▸ **WRITTEN EXERCISE**
Reproduce the entries in full, with no changes.
--- RECORDED DATA ---
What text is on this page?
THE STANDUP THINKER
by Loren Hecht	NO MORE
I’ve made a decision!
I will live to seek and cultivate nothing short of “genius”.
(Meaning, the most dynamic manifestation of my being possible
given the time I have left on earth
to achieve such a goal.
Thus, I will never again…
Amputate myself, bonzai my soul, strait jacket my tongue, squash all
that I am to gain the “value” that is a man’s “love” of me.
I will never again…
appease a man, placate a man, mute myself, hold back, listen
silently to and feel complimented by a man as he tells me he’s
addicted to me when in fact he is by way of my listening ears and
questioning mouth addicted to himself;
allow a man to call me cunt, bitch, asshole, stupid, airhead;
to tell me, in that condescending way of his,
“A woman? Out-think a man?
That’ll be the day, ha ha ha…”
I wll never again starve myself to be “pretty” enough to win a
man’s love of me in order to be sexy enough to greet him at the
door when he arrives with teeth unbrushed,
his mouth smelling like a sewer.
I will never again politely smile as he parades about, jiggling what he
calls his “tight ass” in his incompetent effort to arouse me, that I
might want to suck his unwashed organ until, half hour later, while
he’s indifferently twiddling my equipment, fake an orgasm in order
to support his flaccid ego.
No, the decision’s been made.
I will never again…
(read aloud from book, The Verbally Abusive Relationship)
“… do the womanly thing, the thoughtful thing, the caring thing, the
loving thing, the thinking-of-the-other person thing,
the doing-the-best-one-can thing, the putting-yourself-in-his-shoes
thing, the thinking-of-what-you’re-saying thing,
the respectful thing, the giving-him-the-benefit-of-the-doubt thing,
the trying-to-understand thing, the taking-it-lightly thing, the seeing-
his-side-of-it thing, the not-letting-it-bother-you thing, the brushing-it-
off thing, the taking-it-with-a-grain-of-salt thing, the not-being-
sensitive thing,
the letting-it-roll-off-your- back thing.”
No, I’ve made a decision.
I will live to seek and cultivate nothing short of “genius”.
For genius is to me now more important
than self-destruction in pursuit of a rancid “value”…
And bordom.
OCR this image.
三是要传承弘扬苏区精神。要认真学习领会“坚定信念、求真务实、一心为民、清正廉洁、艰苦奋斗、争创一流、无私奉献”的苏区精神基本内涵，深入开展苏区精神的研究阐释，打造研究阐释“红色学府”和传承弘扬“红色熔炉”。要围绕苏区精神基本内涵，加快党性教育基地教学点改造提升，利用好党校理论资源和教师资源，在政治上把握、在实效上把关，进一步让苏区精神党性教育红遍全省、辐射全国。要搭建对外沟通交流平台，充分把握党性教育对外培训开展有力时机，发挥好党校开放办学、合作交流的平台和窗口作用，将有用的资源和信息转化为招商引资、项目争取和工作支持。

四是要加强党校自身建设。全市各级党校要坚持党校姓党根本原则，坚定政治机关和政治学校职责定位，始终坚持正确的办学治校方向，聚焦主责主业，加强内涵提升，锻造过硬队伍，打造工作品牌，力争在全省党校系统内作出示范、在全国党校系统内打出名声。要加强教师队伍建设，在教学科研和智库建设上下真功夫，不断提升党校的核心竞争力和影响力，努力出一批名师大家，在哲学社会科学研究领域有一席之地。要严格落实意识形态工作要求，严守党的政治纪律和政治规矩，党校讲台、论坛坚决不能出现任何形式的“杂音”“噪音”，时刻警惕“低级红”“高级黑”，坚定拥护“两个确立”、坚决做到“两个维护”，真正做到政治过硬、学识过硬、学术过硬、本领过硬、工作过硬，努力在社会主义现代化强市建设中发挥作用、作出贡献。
---
▸ **CORRECT ANSWER**
What text is on this page?
THE STANDUP THINKER
by Loren Hecht	NO MORE
I’ve made a decision!
I will live to seek and cultivate nothing short of “genius”.
(Meaning, the most dynamic manifestation of my being possible
given the time I have left on earth
to achieve such a goal.
Thus, I will never again…
Amputate myself, bonzai my soul, strait jacket my tongue, squash all
that I am to gain the “value” that is a man’s “love” of me.
I will never again…
appease a man, placate a man, mute myself, hold back, listen
silently to and feel complimented by a man as he tells me he’s
addicted to me when in fact he is by way of my listening ears and
questioning mouth addicted to himself;
allow a man to call me cunt, bitch, asshole, stupid, airhead;
to tell me, in that condescending way of his,
“A woman? Out-think a man?
That’ll be the day, ha ha ha…”
I wll never again starve myself to be “pretty” enough to win a
man’s love of me in order to be sexy enough to greet him at the
door when he arrives with teeth unbrushed,
his mouth smelling like a sewer.
I will never again politely smile as he parades about, jiggling what he
calls his “tight ass” in his incompetent effort to arouse me, that I
might want to suck his unwashed organ until, half hour later, while
he’s indifferently twiddling my equipment, fake an orgasm in order
to support his flaccid ego.
No, the decision’s been made.
I will never again…
(read aloud from book, The Verbally Abusive Relationship)
“… do the womanly thing, the thoughtful thing, the caring thing, the
loving thing, the thinking-of-the-other person thing,
the doing-the-best-one-can thing, the putting-yourself-in-his-shoes
thing, the thinking-of-what-you’re-saying thing,
the respectful thing, the giving-him-the-benefit-of-the-doubt thing,
the trying-to-understand thing, the taking-it-lightly thing, the seeing-
his-side-of-it thing, the not-letting-it-bother-you thing, the brushing-it-
off thing, the taking-it-with-a-grain-of-salt thing, the not-being-
sensitive thing,
the letting-it-roll-off-your- back thing.”
No, I’ve made a decision.
I will live to seek and cultivate nothing short of “genius”.
For genius is to me now more important
than self-destruction in pursuit of a rancid “value”…
And bordom.
OCR this image.
三是要传承弘扬苏区精神。要认真学习领会“坚定信念、求真务实、一心为民、清正廉洁、艰苦奋斗、争创一流、无私奉献”的苏区精神基本内涵，深入开展苏区精神的研究阐释，打造研究阐释“红色学府”和传承弘扬“红色熔炉”。要围绕苏区精神基本内涵，加快党性教育基地教学点改造提升，利用好党校理论资源和教师资源，在政治上把握、在实效上把关，进一步让苏区精神党性教育红遍全省、辐射全国。要搭建对外沟通交流平台，充分把握党性教育对外培训开展有力时机，发挥好党校开放办学、合作交流的平台和窗口作用，将有用的资源和信息转化为招商引资、项目争取和工作支持。

四是要加强党校自身建设。全市各级党校要坚持党校姓党根本原则，坚定政治机关和政治学校职责定位，始终坚持正确的办学治校方向，聚焦主责主业，加强内涵提升，锻造过硬队伍，打造工作品牌，力争在全省党校系统内作出示范、在全国党校系统内打出名声。要加强教师队伍建设，在教学科研和智库建设上下真功夫，不断提升党校的核心竞争力和影响力，努力出一批名师大家，在哲学社会科学研究领域有一席之地。要严格落实意识形态工作要求，严守党的政治纪律和政治规矩，党校讲台、论坛坚决不能出现任何形式的“杂音”“噪音”，时刻警惕“低级红”“高级黑”，坚定拥护“两个确立”、坚决做到“两个维护”，真正做到政治过硬、学识过硬、学术过硬、本领过硬、工作过硬，努力在社会主义现代化强市建设中发挥作用、作出贡献。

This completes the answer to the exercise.